• TASK TO COMPLETE:
Scan the data for "level" and copy the lines it appears in.

━━━━━━━━━━━━━━━━

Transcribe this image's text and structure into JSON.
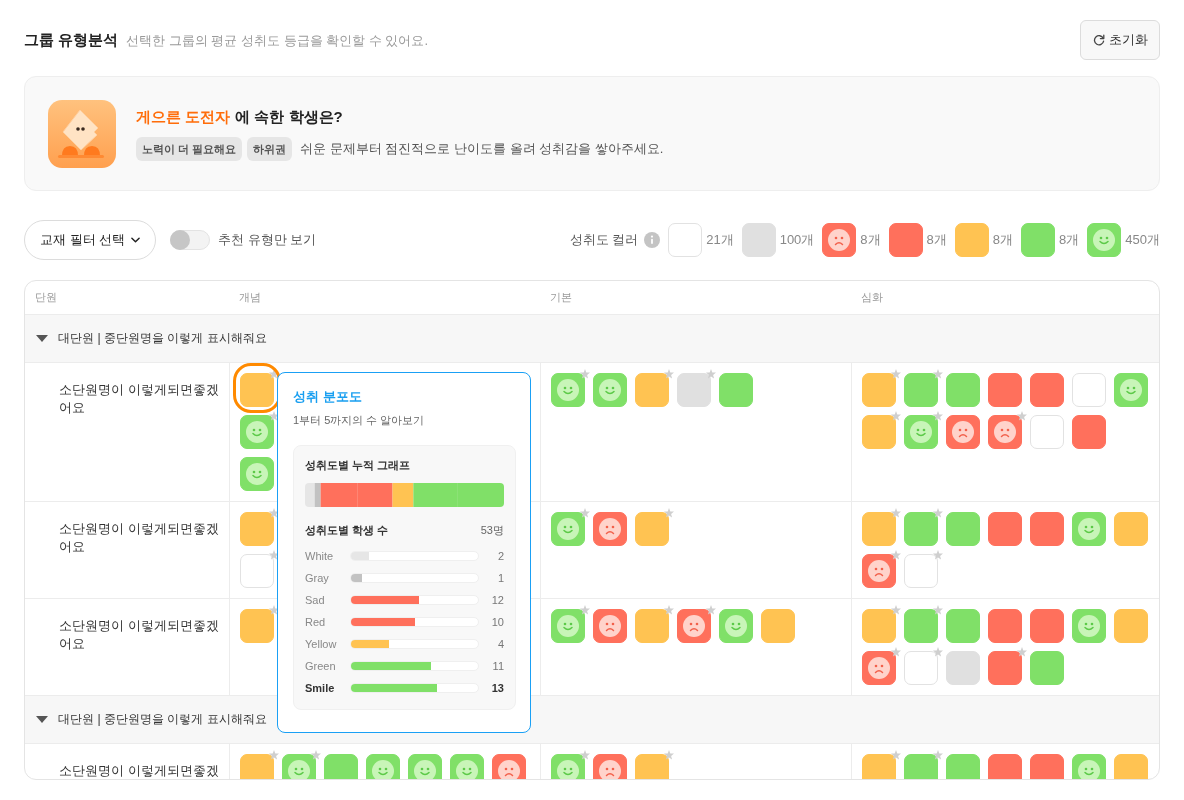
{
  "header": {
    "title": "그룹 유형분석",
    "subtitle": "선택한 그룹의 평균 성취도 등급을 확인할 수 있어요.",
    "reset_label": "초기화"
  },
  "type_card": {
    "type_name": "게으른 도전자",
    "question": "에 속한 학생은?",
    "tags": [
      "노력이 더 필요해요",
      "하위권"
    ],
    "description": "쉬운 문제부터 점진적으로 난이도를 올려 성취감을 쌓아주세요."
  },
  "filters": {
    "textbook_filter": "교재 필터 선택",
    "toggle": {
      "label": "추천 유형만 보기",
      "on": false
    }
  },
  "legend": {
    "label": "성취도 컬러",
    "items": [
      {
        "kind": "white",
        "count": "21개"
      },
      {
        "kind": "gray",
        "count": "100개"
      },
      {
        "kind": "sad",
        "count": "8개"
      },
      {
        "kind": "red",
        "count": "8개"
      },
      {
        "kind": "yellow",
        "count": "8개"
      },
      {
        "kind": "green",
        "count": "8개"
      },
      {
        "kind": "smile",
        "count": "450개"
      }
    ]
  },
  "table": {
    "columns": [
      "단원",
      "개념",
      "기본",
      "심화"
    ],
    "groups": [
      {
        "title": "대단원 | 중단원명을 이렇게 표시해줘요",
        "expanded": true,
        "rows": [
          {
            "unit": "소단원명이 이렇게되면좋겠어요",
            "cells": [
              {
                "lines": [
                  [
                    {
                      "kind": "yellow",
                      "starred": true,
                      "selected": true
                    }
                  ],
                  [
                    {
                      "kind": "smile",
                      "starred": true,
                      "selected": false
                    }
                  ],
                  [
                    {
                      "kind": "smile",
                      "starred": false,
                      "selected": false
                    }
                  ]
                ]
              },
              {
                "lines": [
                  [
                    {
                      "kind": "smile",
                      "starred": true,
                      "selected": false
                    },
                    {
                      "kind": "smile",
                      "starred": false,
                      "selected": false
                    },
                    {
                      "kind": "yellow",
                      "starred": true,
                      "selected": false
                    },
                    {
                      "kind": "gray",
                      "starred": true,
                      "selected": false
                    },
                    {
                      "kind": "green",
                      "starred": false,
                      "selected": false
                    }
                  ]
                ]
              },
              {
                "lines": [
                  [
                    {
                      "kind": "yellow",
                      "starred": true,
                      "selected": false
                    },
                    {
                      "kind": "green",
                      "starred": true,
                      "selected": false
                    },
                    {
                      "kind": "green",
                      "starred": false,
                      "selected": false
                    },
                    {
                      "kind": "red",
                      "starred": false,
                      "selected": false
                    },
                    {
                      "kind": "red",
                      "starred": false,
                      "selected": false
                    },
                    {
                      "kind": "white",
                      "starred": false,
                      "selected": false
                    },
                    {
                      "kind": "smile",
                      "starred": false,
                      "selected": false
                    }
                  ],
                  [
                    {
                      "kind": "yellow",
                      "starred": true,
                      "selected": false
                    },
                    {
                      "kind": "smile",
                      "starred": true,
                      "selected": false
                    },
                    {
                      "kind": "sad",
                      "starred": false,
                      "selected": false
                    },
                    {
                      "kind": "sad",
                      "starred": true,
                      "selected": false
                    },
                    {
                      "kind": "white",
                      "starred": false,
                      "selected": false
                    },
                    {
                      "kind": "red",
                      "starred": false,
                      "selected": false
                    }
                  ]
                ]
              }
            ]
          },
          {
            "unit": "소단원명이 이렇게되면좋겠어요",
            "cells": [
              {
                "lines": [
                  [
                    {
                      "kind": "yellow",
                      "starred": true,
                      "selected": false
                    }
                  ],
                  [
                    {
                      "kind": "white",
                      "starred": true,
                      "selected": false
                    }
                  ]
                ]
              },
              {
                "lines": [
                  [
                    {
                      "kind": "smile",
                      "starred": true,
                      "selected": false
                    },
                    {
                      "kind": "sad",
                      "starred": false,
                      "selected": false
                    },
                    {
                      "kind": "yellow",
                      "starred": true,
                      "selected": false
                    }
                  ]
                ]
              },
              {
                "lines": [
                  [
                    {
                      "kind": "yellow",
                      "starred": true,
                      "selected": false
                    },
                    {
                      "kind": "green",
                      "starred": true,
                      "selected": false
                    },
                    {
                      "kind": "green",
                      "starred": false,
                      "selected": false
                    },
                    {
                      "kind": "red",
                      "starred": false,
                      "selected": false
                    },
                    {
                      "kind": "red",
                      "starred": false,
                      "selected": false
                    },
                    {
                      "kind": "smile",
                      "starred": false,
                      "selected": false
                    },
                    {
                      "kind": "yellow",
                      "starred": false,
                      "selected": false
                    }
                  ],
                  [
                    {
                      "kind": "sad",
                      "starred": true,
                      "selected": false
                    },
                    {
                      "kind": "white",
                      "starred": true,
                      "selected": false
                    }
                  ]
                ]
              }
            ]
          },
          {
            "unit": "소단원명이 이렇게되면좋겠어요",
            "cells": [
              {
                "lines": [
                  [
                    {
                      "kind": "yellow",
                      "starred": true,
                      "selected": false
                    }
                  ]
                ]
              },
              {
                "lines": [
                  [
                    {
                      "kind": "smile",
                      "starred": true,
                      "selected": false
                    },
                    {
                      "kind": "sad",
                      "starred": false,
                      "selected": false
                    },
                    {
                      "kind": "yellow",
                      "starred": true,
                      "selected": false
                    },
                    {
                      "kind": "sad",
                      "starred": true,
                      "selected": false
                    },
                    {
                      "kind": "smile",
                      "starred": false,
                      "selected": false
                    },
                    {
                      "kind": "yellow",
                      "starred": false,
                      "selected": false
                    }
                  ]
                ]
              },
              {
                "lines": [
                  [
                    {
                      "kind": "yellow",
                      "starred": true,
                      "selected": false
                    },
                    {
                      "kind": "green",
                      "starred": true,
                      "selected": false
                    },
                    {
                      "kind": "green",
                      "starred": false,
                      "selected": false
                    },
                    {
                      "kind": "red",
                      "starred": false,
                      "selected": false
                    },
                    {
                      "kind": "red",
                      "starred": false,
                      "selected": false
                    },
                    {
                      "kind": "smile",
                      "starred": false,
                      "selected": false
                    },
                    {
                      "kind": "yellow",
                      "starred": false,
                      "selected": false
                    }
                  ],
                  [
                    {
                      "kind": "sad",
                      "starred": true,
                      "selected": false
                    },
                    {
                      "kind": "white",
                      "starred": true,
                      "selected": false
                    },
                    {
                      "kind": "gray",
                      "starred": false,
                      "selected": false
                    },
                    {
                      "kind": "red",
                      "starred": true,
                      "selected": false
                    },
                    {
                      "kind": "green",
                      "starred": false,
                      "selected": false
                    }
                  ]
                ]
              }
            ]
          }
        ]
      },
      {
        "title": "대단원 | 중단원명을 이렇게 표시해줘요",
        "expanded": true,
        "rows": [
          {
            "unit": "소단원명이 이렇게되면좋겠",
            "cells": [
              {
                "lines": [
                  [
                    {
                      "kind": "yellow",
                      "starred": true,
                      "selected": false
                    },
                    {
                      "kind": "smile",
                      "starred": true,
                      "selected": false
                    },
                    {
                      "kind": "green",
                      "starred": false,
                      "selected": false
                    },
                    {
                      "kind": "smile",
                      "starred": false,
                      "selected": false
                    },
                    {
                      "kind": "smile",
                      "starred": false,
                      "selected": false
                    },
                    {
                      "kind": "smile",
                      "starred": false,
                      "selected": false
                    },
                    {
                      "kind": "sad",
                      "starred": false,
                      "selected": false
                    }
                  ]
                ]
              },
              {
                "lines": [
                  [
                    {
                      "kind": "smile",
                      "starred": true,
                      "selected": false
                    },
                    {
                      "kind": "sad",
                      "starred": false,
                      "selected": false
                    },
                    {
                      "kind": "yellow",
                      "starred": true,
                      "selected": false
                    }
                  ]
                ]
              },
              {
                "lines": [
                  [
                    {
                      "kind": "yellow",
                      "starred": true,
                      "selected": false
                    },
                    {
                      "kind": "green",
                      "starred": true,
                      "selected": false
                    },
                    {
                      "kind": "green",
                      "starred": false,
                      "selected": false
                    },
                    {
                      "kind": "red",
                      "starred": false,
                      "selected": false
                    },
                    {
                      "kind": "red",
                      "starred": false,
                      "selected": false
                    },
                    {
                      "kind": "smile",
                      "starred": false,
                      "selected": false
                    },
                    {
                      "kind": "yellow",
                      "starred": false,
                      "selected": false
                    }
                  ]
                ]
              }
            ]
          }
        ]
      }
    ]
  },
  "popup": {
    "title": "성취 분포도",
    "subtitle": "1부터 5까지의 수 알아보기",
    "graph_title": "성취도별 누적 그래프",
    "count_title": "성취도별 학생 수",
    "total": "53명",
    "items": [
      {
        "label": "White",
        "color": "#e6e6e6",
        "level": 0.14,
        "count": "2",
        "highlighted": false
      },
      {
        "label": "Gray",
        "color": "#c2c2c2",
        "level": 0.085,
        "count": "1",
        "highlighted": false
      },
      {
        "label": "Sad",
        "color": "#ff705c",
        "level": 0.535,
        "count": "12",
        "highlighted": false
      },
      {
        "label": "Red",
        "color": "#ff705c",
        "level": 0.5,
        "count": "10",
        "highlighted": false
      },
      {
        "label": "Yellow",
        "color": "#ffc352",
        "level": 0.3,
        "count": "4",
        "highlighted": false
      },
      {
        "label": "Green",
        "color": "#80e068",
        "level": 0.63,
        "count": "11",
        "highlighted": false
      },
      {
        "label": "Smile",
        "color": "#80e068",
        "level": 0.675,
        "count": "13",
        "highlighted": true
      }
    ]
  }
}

━━━━━━━━━━━━━━━━

• RESPONSE TO THE EXERCISE:
        "level": 0.14,
        "level": 0.085,
        "level": 0.535,
        "level": 0.5,
        "level": 0.3,
        "level": 0.63,
        "level": 0.675,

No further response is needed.